Exercise task:
Restate the data word for word and leave the images out.
____________
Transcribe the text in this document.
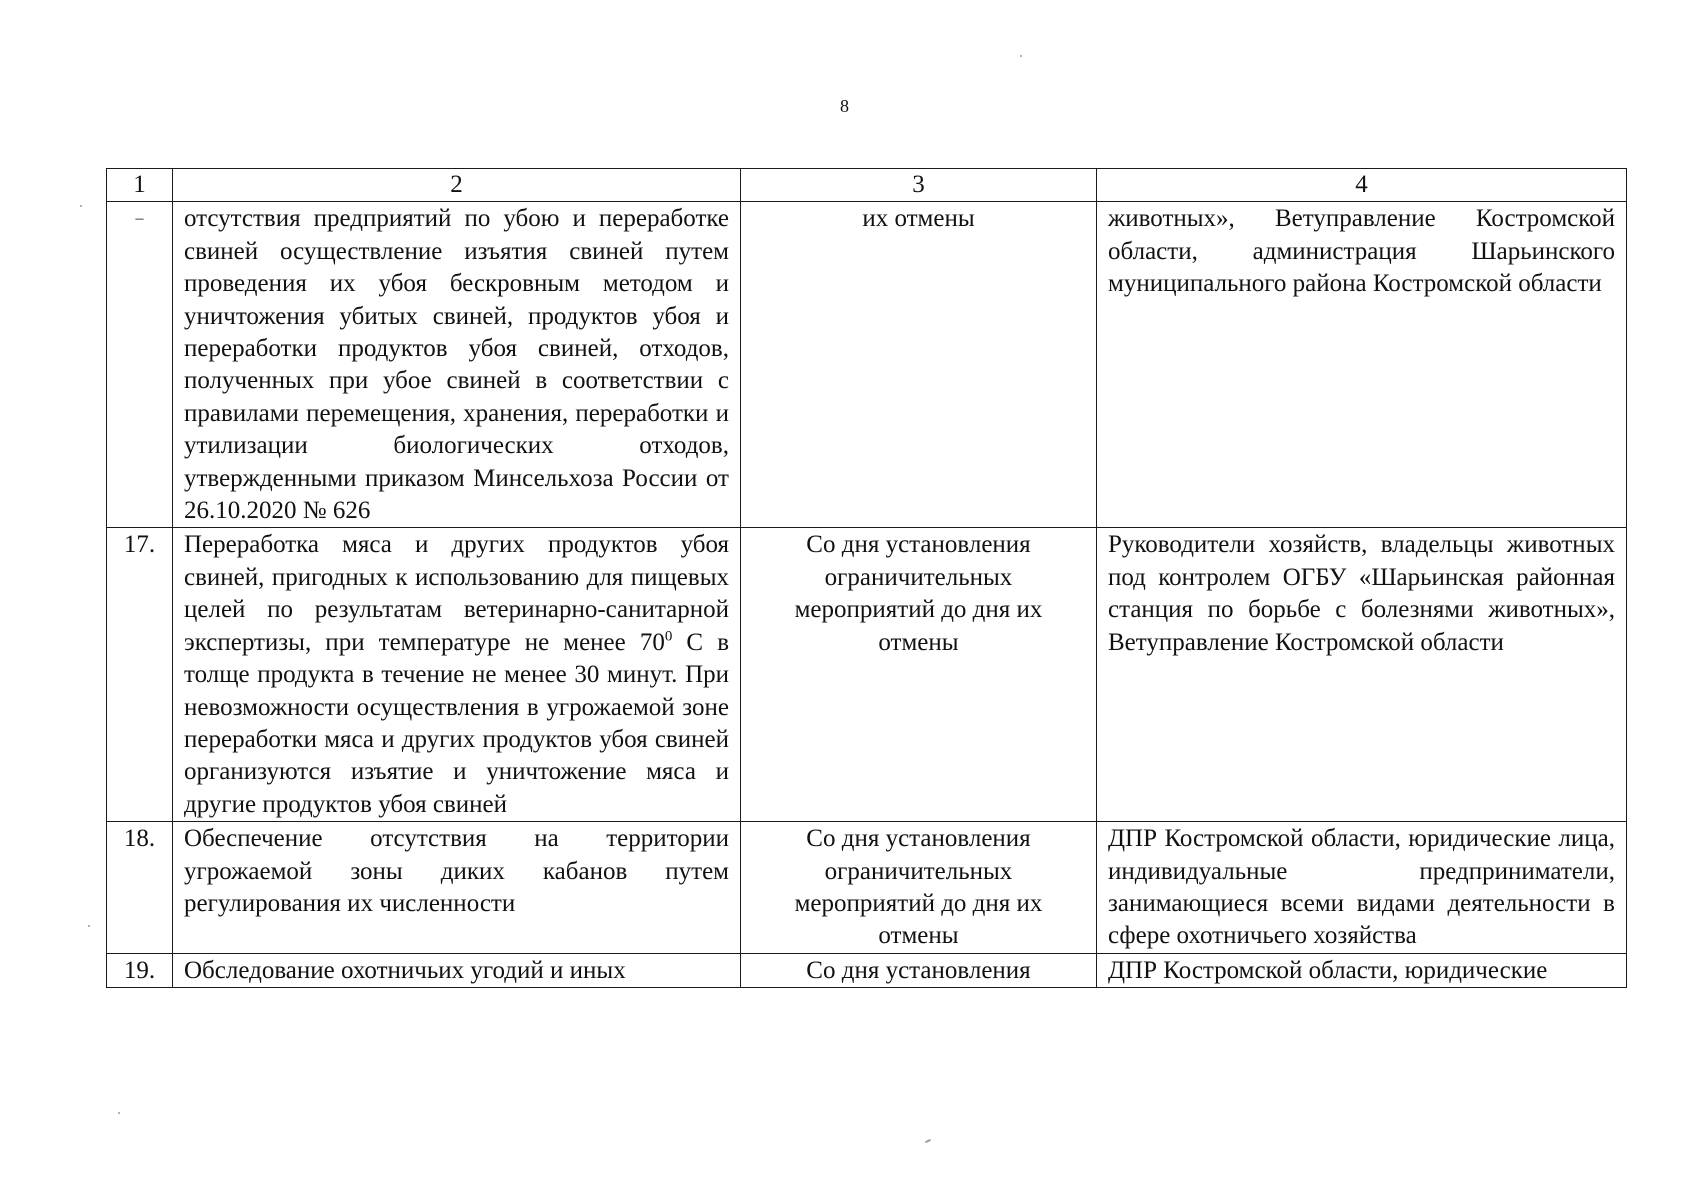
8
1	2	3	4
–	отсутствия предприятий по убою и переработке свиней осуществление изъятия свиней путем проведения их убоя бескровным методом и уничтожения убитых свиней, продуктов убоя и переработки продуктов убоя свиней, отходов, полученных при убое свиней в соответствии с правилами перемещения, хранения, переработки и утилизации биологических отходов, утвержденными приказом Минсельхоза России от 26.10.2020 № 626	их отмены	животных», Ветуправление Костромской области, администрация Шарьинского муниципального района Костромской области
17.	Переработка мяса и других продуктов убоя свиней, пригодных к использованию для пищевых целей по результатам ветеринарно-санитарной экспертизы, при температуре не менее $70^0$ С в толще продукта в течение не менее 30 минут. При невозможности осуществления в угрожаемой зоне переработки мяса и других продуктов убоя свиней организуются изъятие и уничтожение мяса и другие продуктов убоя свиней	Со дня установления ограничительных мероприятий до дня их отмены	Руководители хозяйств, владельцы животных под контролем ОГБУ «Шарьинская районная станция по борьбе с болезнями животных», Ветуправление Костромской области
18.	Обеспечение отсутствия на территории угрожаемой зоны диких кабанов путем регулирования их численности	Со дня установления ограничительных мероприятий до дня их отмены	ДПР Костромской области, юридические лица, индивидуальные предприниматели, занимающиеся всеми видами деятельности в сфере охотничьего хозяйства
19.	Обследование охотничьих угодий и иных	Со дня установления	ДПР Костромской области, юридические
____________
Solved exercise:
Transcribe the text in this document.
8
1	2	3	4
–	отсутствия предприятий по убою и переработке свиней осуществление изъятия свиней путем проведения их убоя бескровным методом и уничтожения убитых свиней, продуктов убоя и переработки продуктов убоя свиней, отходов, полученных при убое свиней в соответствии с правилами перемещения, хранения, переработки и утилизации биологических отходов, утвержденными приказом Минсельхоза России от 26.10.2020 № 626	их отмены	животных», Ветуправление Костромской области, администрация Шарьинского муниципального района Костромской области
17.	Переработка мяса и других продуктов убоя свиней, пригодных к использованию для пищевых целей по результатам ветеринарно-санитарной экспертизы, при температуре не менее $70^0$ С в толще продукта в течение не менее 30 минут. При невозможности осуществления в угрожаемой зоне переработки мяса и других продуктов убоя свиней организуются изъятие и уничтожение мяса и другие продуктов убоя свиней	Со дня установления ограничительных мероприятий до дня их отмены	Руководители хозяйств, владельцы животных под контролем ОГБУ «Шарьинская районная станция по борьбе с болезнями животных», Ветуправление Костромской области
18.	Обеспечение отсутствия на территории угрожаемой зоны диких кабанов путем регулирования их численности	Со дня установления ограничительных мероприятий до дня их отмены	ДПР Костромской области, юридические лица, индивидуальные предприниматели, занимающиеся всеми видами деятельности в сфере охотничьего хозяйства
19.	Обследование охотничьих угодий и иных	Со дня установления	ДПР Костромской области, юридические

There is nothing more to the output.